Repeat, exactly and completely, the entries shown underneath.

Items from a figure collection
────────────────────────────────────────

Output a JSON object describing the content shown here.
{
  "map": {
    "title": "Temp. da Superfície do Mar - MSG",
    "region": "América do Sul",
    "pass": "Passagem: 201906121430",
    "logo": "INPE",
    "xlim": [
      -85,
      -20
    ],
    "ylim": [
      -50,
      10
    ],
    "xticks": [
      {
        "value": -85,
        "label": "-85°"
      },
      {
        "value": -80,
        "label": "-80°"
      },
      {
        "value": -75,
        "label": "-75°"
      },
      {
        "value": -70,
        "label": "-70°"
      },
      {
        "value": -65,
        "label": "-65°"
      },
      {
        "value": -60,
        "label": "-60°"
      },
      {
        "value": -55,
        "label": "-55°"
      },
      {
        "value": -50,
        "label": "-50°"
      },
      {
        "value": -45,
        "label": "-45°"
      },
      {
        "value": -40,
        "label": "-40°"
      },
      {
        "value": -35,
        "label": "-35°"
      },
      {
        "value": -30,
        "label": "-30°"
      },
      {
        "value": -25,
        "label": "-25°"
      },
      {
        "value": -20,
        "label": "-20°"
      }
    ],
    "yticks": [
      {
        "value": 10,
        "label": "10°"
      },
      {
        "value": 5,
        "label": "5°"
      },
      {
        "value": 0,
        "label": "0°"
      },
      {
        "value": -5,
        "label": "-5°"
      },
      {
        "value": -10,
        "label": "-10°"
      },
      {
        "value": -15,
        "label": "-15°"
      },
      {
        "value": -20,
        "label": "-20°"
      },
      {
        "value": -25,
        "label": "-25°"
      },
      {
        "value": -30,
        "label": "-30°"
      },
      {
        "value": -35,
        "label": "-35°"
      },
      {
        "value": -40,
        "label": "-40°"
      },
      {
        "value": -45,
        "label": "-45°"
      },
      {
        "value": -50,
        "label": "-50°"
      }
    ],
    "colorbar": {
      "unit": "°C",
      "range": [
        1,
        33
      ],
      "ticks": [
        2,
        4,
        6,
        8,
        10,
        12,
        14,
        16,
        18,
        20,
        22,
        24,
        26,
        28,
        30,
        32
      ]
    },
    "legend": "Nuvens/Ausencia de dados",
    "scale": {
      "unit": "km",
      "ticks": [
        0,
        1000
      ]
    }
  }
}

────────────────────────────────────────

OUTPUT OF THE EXERCISE:
Output a JSON object describing the content shown here.
{
  "map": {
    "title": "Temp. da Superfície do Mar - MSG",
    "region": "América do Sul",
    "pass": "Passagem: 201906121430",
    "logo": "INPE",
    "xlim": [
      -85,
      -20
    ],
    "ylim": [
      -50,
      10
    ],
    "xticks": [
      {
        "value": -85,
        "label": "-85°"
      },
      {
        "value": -80,
        "label": "-80°"
      },
      {
        "value": -75,
        "label": "-75°"
      },
      {
        "value": -70,
        "label": "-70°"
      },
      {
        "value": -65,
        "label": "-65°"
      },
      {
        "value": -60,
        "label": "-60°"
      },
      {
        "value": -55,
        "label": "-55°"
      },
      {
        "value": -50,
        "label": "-50°"
      },
      {
        "value": -45,
        "label": "-45°"
      },
      {
        "value": -40,
        "label": "-40°"
      },
      {
        "value": -35,
        "label": "-35°"
      },
      {
        "value": -30,
        "label": "-30°"
      },
      {
        "value": -25,
        "label": "-25°"
      },
      {
        "value": -20,
        "label": "-20°"
      }
    ],
    "yticks": [
      {
        "value": 10,
        "label": "10°"
      },
      {
        "value": 5,
        "label": "5°"
      },
      {
        "value": 0,
        "label": "0°"
      },
      {
        "value": -5,
        "label": "-5°"
      },
      {
        "value": -10,
        "label": "-10°"
      },
      {
        "value": -15,
        "label": "-15°"
      },
      {
        "value": -20,
        "label": "-20°"
      },
      {
        "value": -25,
        "label": "-25°"
      },
      {
        "value": -30,
        "label": "-30°"
      },
      {
        "value": -35,
        "label": "-35°"
      },
      {
        "value": -40,
        "label": "-40°"
      },
      {
        "value": -45,
        "label": "-45°"
      },
      {
        "value": -50,
        "label": "-50°"
      }
    ],
    "colorbar": {
      "unit": "°C",
      "range": [
        1,
        33
      ],
      "ticks": [
        2,
        4,
        6,
        8,
        10,
        12,
        14,
        16,
        18,
        20,
        22,
        24,
        26,
        28,
        30,
        32
      ]
    },
    "legend": "Nuvens/Ausencia de dados",
    "scale": {
      "unit": "km",
      "ticks": [
        0,
        1000
      ]
    }
  }
}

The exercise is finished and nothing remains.